Images are not part of the copy; transcribe all the data exactly.
-- START Items --
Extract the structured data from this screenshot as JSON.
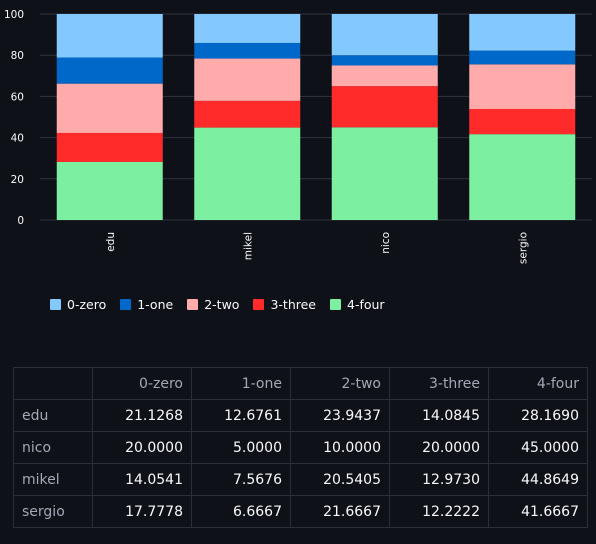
{
  "chart_data": {
    "type": "bar",
    "stacked": true,
    "categories": [
      "edu",
      "mikel",
      "nico",
      "sergio"
    ],
    "series": [
      {
        "name": "0-zero",
        "color": "#83c9ff",
        "values": [
          21.1268,
          14.0541,
          20.0,
          17.7778
        ]
      },
      {
        "name": "1-one",
        "color": "#0068c9",
        "values": [
          12.6761,
          7.5676,
          5.0,
          6.6667
        ]
      },
      {
        "name": "2-two",
        "color": "#ffabab",
        "values": [
          23.9437,
          20.5405,
          10.0,
          21.6667
        ]
      },
      {
        "name": "3-three",
        "color": "#ff2b2b",
        "values": [
          14.0845,
          12.973,
          20.0,
          12.2222
        ]
      },
      {
        "name": "4-four",
        "color": "#7defa1",
        "values": [
          28.169,
          44.8649,
          45.0,
          41.6667
        ]
      }
    ],
    "ylim": [
      0,
      100
    ],
    "yticks": [
      "0",
      "20",
      "40",
      "60",
      "80",
      "100"
    ],
    "legend_position": "bottom-left",
    "grid": true
  },
  "table": {
    "columns": [
      "0-zero",
      "1-one",
      "2-two",
      "3-three",
      "4-four"
    ],
    "rows": [
      {
        "label": "edu",
        "values": [
          "21.1268",
          "12.6761",
          "23.9437",
          "14.0845",
          "28.1690"
        ]
      },
      {
        "label": "nico",
        "values": [
          "20.0000",
          "5.0000",
          "10.0000",
          "20.0000",
          "45.0000"
        ]
      },
      {
        "label": "mikel",
        "values": [
          "14.0541",
          "7.5676",
          "20.5405",
          "12.9730",
          "44.8649"
        ]
      },
      {
        "label": "sergio",
        "values": [
          "17.7778",
          "6.6667",
          "21.6667",
          "12.2222",
          "41.6667"
        ]
      }
    ]
  }
}
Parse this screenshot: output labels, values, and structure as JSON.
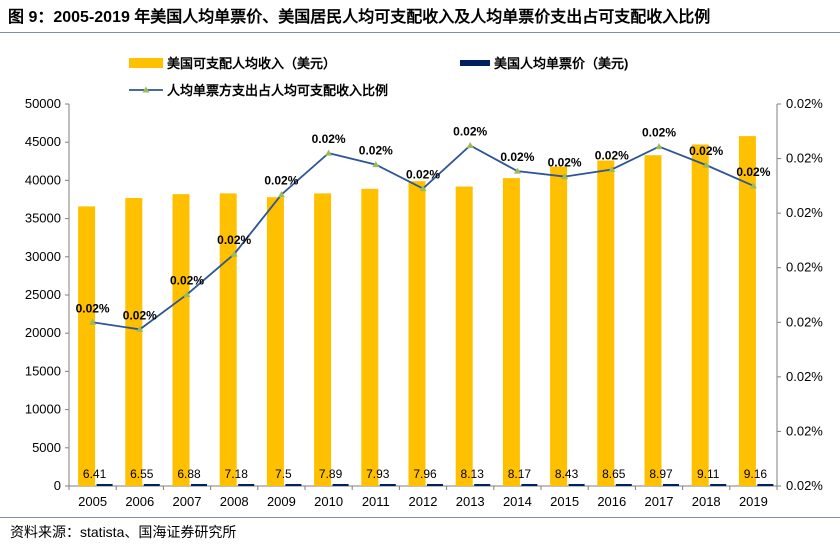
{
  "title": "图 9：2005-2019 年美国人均单票价、美国居民人均可支配收入及人均单票价支出占可支配收入比例",
  "source": "资料来源：statista、国海证券研究所",
  "chart_data": {
    "type": "bar",
    "categories": [
      "2005",
      "2006",
      "2007",
      "2008",
      "2009",
      "2010",
      "2011",
      "2012",
      "2013",
      "2014",
      "2015",
      "2016",
      "2017",
      "2018",
      "2019"
    ],
    "series": [
      {
        "name": "美国可支配人均收入（美元）",
        "kind": "bar",
        "axis": "left",
        "color": "#ffc000",
        "values": [
          36600,
          37700,
          38200,
          38300,
          37800,
          38300,
          38900,
          39900,
          39200,
          40300,
          41800,
          42600,
          43300,
          44700,
          45800
        ]
      },
      {
        "name": "美国人均单票价（美元)",
        "kind": "bar",
        "axis": "left",
        "color": "#002060",
        "values": [
          6.41,
          6.55,
          6.88,
          7.18,
          7.5,
          7.89,
          7.93,
          7.96,
          8.13,
          8.17,
          8.43,
          8.65,
          8.97,
          9.11,
          9.16
        ],
        "labels": [
          "6.41",
          "6.55",
          "6.88",
          "7.18",
          "7.5",
          "7.89",
          "7.93",
          "7.96",
          "8.13",
          "8.17",
          "8.43",
          "8.65",
          "8.97",
          "9.11",
          "9.16"
        ]
      },
      {
        "name": "人均单票方支出占人均可支配收入比例",
        "kind": "line",
        "axis": "right",
        "color": "#2e5597",
        "marker_color": "#9bbb59",
        "values": [
          0.0175,
          0.01737,
          0.01801,
          0.01875,
          0.01984,
          0.0206,
          0.02039,
          0.01995,
          0.02074,
          0.02027,
          0.02017,
          0.0203,
          0.02072,
          0.02038,
          0.02
        ]
      }
    ],
    "point_labels": [
      "0.02%",
      "0.02%",
      "0.02%",
      "0.02%",
      "0.02%",
      "0.02%",
      "0.02%",
      "0.02%",
      "0.02%",
      "0.02%",
      "0.02%",
      "0.02%",
      "0.02%",
      "0.02%",
      "0.02%"
    ],
    "y_left": {
      "ylim": [
        0,
        50000
      ],
      "ticks": [
        "0",
        "5000",
        "10000",
        "15000",
        "20000",
        "25000",
        "30000",
        "35000",
        "40000",
        "45000",
        "50000"
      ]
    },
    "y_right": {
      "ylim": [
        0.0145,
        0.0215
      ],
      "ticks": [
        "0.02%",
        "0.02%",
        "0.02%",
        "0.02%",
        "0.02%",
        "0.02%",
        "0.02%",
        "0.02%"
      ]
    },
    "legend_placement": "top",
    "grid": false
  }
}
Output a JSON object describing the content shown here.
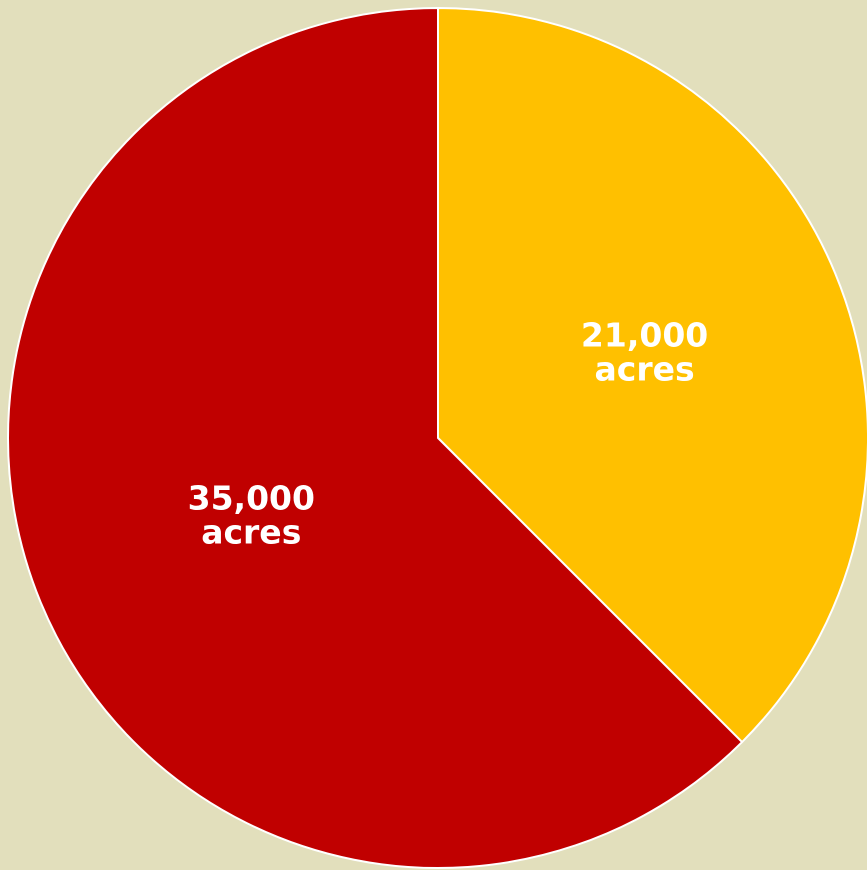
-- END Items --
• _Right answer_:
Extract the structured data from this screenshot as JSON.
{
  "chart_data": {
    "type": "bar",
    "stacked": true,
    "categories": [
      "edu",
      "mikel",
      "nico",
      "sergio"
    ],
    "series": [
      {
        "name": "0-zero",
        "color": "#83c9ff",
        "values": [
          21.1268,
          14.0541,
          20.0,
          17.7778
        ]
      },
      {
        "name": "1-one",
        "color": "#0068c9",
        "values": [
          12.6761,
          7.5676,
          5.0,
          6.6667
        ]
      },
      {
        "name": "2-two",
        "color": "#ffabab",
        "values": [
          23.9437,
          20.5405,
          10.0,
          21.6667
        ]
      },
      {
        "name": "3-three",
        "color": "#ff2b2b",
        "values": [
          14.0845,
          12.973,
          20.0,
          12.2222
        ]
      },
      {
        "name": "4-four",
        "color": "#7defa1",
        "values": [
          28.169,
          44.8649,
          45.0,
          41.6667
        ]
      }
    ],
    "ylim": [
      0,
      100
    ],
    "yticks": [
      "0",
      "20",
      "40",
      "60",
      "80",
      "100"
    ],
    "legend_position": "bottom-left",
    "grid": true
  },
  "table": {
    "columns": [
      "0-zero",
      "1-one",
      "2-two",
      "3-three",
      "4-four"
    ],
    "rows": [
      {
        "label": "edu",
        "values": [
          "21.1268",
          "12.6761",
          "23.9437",
          "14.0845",
          "28.1690"
        ]
      },
      {
        "label": "nico",
        "values": [
          "20.0000",
          "5.0000",
          "10.0000",
          "20.0000",
          "45.0000"
        ]
      },
      {
        "label": "mikel",
        "values": [
          "14.0541",
          "7.5676",
          "20.5405",
          "12.9730",
          "44.8649"
        ]
      },
      {
        "label": "sergio",
        "values": [
          "17.7778",
          "6.6667",
          "21.6667",
          "12.2222",
          "41.6667"
        ]
      }
    ]
  }
}
Parse this screenshot: output labels, values, and structure as JSON.
{
  "title": "图 9：2005-2019 年美国人均单票价、美国居民人均可支配收入及人均单票价支出占可支配收入比例",
  "source": "资料来源：statista、国海证券研究所",
  "chart_data": {
    "type": "bar",
    "categories": [
      "2005",
      "2006",
      "2007",
      "2008",
      "2009",
      "2010",
      "2011",
      "2012",
      "2013",
      "2014",
      "2015",
      "2016",
      "2017",
      "2018",
      "2019"
    ],
    "series": [
      {
        "name": "美国可支配人均收入（美元）",
        "kind": "bar",
        "axis": "left",
        "color": "#ffc000",
        "values": [
          36600,
          37700,
          38200,
          38300,
          37800,
          38300,
          38900,
          39900,
          39200,
          40300,
          41800,
          42600,
          43300,
          44700,
          45800
        ]
      },
      {
        "name": "美国人均单票价（美元)",
        "kind": "bar",
        "axis": "left",
        "color": "#002060",
        "values": [
          6.41,
          6.55,
          6.88,
          7.18,
          7.5,
          7.89,
          7.93,
          7.96,
          8.13,
          8.17,
          8.43,
          8.65,
          8.97,
          9.11,
          9.16
        ],
        "labels": [
          "6.41",
          "6.55",
          "6.88",
          "7.18",
          "7.5",
          "7.89",
          "7.93",
          "7.96",
          "8.13",
          "8.17",
          "8.43",
          "8.65",
          "8.97",
          "9.11",
          "9.16"
        ]
      },
      {
        "name": "人均单票方支出占人均可支配收入比例",
        "kind": "line",
        "axis": "right",
        "color": "#2e5597",
        "marker_color": "#9bbb59",
        "values": [
          0.0175,
          0.01737,
          0.01801,
          0.01875,
          0.01984,
          0.0206,
          0.02039,
          0.01995,
          0.02074,
          0.02027,
          0.02017,
          0.0203,
          0.02072,
          0.02038,
          0.02
        ]
      }
    ],
    "point_labels": [
      "0.02%",
      "0.02%",
      "0.02%",
      "0.02%",
      "0.02%",
      "0.02%",
      "0.02%",
      "0.02%",
      "0.02%",
      "0.02%",
      "0.02%",
      "0.02%",
      "0.02%",
      "0.02%",
      "0.02%"
    ],
    "y_left": {
      "ylim": [
        0,
        50000
      ],
      "ticks": [
        "0",
        "5000",
        "10000",
        "15000",
        "20000",
        "25000",
        "30000",
        "35000",
        "40000",
        "45000",
        "50000"
      ]
    },
    "y_right": {
      "ylim": [
        0.0145,
        0.0215
      ],
      "ticks": [
        "0.02%",
        "0.02%",
        "0.02%",
        "0.02%",
        "0.02%",
        "0.02%",
        "0.02%",
        "0.02%"
      ]
    },
    "legend_placement": "top",
    "grid": false
  }
}
Output a JSON object describing the content shown here.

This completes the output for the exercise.